* START *

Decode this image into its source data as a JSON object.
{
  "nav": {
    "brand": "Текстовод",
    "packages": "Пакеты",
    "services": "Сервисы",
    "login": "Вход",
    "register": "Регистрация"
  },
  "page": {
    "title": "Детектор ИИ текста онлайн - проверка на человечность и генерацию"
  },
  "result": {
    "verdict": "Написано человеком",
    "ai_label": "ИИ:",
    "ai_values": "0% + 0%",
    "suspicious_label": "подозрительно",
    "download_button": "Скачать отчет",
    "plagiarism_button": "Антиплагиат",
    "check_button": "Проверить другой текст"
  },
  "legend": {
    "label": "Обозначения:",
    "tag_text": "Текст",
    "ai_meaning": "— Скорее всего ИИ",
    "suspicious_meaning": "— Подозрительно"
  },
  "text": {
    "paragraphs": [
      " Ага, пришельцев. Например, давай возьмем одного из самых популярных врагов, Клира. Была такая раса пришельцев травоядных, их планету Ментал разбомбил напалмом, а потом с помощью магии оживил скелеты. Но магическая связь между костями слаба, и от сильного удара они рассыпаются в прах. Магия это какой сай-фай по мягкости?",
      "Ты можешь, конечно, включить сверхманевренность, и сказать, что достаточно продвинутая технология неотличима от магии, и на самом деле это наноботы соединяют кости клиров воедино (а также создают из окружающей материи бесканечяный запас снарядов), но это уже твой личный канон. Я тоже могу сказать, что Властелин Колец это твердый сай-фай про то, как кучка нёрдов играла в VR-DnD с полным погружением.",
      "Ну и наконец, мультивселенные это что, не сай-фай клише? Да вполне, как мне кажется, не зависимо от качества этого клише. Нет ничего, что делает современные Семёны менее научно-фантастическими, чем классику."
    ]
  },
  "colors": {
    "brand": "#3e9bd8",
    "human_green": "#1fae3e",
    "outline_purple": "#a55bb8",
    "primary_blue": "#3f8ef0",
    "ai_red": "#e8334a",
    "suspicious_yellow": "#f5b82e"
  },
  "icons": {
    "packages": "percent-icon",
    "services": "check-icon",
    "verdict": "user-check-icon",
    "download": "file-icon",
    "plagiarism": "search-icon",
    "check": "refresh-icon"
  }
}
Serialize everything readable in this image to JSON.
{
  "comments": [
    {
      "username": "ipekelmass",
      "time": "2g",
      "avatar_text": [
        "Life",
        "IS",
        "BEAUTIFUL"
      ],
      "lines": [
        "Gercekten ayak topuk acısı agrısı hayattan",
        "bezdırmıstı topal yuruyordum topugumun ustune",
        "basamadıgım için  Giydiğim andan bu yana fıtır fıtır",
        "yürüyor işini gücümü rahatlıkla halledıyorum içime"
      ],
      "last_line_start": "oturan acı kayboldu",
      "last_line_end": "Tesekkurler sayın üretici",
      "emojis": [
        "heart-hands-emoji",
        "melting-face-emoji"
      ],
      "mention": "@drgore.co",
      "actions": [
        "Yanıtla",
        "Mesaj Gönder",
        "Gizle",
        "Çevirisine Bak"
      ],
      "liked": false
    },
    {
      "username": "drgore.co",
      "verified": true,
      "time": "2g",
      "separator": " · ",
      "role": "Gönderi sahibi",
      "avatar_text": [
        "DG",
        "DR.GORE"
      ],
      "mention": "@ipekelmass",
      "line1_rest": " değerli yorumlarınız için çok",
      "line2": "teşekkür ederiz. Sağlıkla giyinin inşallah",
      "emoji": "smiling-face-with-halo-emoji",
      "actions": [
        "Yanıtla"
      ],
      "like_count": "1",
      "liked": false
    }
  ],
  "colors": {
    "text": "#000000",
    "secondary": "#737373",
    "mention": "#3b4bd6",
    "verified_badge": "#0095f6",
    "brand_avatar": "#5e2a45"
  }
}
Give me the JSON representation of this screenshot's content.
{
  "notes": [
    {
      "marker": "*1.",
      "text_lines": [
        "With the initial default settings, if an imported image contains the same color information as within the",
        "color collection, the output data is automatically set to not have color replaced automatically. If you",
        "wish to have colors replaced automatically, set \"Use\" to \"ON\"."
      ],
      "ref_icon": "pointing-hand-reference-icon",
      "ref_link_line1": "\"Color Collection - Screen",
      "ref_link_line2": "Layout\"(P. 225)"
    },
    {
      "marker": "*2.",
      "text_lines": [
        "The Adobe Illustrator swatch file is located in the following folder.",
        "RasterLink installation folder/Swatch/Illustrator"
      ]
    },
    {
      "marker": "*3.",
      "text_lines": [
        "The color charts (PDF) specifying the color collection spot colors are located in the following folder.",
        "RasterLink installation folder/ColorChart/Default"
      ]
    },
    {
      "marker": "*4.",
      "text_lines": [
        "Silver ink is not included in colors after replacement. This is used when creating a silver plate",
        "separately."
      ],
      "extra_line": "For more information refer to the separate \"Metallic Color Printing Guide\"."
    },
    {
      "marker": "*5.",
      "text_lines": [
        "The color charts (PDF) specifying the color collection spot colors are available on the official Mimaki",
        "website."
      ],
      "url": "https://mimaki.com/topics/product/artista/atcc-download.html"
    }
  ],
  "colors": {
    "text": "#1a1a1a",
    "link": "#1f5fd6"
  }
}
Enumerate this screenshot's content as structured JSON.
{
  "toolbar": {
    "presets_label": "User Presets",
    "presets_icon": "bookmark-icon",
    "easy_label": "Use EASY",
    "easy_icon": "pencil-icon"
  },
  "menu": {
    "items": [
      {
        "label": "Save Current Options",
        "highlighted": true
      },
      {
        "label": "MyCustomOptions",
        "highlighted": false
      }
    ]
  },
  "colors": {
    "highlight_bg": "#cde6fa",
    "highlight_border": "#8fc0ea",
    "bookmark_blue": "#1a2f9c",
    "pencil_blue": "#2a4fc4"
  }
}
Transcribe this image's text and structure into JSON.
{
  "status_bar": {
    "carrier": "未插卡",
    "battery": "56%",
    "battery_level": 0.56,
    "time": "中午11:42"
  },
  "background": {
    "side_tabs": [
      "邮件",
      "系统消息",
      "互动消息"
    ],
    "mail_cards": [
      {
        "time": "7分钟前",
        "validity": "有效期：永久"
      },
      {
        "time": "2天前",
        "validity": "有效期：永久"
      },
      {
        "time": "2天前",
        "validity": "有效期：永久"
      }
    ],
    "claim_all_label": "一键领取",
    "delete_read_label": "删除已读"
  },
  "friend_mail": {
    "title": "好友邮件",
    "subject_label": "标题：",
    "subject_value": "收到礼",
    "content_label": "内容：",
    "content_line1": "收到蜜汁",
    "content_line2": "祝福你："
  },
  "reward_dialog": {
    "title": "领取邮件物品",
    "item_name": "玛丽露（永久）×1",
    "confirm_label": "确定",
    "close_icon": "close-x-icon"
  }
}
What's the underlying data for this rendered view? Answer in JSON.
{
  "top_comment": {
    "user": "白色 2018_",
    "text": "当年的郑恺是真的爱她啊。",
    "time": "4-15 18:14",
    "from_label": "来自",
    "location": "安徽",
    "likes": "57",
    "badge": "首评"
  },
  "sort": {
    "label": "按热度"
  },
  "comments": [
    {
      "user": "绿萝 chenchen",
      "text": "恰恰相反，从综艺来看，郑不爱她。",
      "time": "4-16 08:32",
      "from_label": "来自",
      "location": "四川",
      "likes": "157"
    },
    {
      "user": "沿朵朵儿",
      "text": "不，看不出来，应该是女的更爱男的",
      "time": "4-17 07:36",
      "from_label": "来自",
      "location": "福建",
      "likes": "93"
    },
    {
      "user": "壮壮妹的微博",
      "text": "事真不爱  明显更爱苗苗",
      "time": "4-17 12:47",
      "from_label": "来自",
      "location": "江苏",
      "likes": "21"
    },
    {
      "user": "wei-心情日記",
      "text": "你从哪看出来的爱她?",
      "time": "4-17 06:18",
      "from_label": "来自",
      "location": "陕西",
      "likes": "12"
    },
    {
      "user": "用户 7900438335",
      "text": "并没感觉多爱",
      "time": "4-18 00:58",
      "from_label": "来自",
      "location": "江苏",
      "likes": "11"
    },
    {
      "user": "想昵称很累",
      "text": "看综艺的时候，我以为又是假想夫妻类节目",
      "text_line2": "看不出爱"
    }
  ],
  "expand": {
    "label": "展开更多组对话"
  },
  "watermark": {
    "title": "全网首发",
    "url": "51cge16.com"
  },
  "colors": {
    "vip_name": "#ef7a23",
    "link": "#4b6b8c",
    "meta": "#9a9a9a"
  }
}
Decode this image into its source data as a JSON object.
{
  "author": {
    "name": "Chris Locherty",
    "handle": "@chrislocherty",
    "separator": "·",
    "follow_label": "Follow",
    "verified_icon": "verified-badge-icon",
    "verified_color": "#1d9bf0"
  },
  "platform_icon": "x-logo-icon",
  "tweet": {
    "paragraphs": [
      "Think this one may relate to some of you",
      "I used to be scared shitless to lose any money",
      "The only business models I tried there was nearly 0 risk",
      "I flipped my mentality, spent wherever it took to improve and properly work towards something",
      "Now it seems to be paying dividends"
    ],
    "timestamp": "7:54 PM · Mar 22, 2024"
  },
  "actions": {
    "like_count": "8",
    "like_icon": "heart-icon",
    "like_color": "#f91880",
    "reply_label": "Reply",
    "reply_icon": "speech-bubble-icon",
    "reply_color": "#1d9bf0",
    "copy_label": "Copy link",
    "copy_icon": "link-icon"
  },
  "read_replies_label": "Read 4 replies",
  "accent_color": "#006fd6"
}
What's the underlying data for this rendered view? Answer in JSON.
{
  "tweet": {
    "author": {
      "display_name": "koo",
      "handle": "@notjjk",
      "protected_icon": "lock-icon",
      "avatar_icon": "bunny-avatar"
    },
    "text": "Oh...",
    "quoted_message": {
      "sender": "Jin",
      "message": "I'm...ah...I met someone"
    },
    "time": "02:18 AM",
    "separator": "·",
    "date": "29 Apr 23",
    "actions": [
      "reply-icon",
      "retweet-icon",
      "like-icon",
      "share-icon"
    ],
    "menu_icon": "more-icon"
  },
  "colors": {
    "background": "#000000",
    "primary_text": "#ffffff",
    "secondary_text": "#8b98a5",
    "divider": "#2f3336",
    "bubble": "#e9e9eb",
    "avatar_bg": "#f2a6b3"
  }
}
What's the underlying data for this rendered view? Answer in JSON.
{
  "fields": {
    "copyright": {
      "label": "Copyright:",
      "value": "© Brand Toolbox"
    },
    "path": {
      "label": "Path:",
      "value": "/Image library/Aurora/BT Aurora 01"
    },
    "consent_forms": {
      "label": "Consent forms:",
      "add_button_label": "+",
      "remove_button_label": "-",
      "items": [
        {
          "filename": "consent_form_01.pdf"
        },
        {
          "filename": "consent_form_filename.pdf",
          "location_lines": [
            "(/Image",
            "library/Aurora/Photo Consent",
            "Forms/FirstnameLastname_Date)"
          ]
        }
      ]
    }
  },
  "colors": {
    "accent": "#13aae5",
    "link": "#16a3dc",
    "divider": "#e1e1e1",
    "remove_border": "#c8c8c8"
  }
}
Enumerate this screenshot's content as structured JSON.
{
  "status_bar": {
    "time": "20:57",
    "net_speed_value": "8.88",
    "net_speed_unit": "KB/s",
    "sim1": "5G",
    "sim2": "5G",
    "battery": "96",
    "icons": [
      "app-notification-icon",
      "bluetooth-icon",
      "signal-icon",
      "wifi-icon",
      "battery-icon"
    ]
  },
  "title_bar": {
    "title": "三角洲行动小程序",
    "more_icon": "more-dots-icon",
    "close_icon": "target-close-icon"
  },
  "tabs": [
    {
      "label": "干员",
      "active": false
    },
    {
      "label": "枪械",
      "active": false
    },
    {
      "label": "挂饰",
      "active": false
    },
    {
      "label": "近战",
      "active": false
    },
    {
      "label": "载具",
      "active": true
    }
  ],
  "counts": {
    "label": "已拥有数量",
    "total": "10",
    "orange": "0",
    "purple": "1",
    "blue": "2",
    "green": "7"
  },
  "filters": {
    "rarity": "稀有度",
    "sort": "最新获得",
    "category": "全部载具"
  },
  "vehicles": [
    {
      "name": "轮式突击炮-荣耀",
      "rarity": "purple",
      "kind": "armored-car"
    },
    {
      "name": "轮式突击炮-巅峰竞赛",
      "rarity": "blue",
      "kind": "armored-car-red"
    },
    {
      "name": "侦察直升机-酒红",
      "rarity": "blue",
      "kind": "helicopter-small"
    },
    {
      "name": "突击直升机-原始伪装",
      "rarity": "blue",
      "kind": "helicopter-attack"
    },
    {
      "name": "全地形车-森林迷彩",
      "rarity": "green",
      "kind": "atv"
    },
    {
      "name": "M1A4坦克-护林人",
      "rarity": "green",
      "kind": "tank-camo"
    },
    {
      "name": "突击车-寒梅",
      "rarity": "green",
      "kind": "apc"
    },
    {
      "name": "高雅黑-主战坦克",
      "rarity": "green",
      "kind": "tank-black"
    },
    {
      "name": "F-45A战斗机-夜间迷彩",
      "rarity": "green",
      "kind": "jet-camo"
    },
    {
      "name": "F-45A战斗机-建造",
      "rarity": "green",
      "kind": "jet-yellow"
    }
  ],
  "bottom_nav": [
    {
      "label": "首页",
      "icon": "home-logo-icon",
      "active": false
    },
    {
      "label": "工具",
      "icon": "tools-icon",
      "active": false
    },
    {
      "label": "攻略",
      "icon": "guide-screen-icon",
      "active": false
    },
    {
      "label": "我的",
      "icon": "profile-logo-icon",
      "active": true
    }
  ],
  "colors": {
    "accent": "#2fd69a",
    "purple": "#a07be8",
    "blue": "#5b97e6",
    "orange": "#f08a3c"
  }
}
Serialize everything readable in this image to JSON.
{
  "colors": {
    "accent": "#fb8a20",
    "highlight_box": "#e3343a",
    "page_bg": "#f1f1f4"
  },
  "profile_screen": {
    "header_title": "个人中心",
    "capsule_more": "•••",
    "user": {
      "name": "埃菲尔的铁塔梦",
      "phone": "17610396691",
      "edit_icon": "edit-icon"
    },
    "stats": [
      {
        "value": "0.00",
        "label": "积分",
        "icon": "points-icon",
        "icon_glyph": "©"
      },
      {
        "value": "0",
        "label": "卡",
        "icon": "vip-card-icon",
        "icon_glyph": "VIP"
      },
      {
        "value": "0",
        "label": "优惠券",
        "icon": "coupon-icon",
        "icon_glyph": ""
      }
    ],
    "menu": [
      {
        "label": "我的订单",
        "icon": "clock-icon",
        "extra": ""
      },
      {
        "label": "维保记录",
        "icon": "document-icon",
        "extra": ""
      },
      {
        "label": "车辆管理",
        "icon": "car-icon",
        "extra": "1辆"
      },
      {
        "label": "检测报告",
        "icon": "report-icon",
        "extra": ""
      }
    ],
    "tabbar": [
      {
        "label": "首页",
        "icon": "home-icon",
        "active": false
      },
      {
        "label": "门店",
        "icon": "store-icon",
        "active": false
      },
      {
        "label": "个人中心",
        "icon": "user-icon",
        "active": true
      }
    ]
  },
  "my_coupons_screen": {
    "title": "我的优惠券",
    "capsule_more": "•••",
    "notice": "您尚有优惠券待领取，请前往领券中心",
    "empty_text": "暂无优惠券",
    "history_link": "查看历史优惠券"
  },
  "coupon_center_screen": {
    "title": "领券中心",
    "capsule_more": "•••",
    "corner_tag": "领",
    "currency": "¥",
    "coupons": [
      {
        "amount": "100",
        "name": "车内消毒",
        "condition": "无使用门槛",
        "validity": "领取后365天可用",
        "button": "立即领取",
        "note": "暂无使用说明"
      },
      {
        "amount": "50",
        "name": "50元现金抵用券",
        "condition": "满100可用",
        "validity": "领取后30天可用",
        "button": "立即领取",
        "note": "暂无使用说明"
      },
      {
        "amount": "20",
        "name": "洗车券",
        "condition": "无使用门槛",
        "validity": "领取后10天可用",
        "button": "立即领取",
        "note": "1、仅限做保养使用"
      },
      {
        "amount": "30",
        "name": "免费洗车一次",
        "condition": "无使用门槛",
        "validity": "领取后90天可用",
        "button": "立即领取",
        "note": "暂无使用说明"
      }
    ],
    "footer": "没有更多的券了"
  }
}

* END *

Short exercise:
Gather from the entries above all lines that include the string "ipekelmass".

Worked answer:
      "username": "ipekelmass",
      "mention": "@ipekelmass",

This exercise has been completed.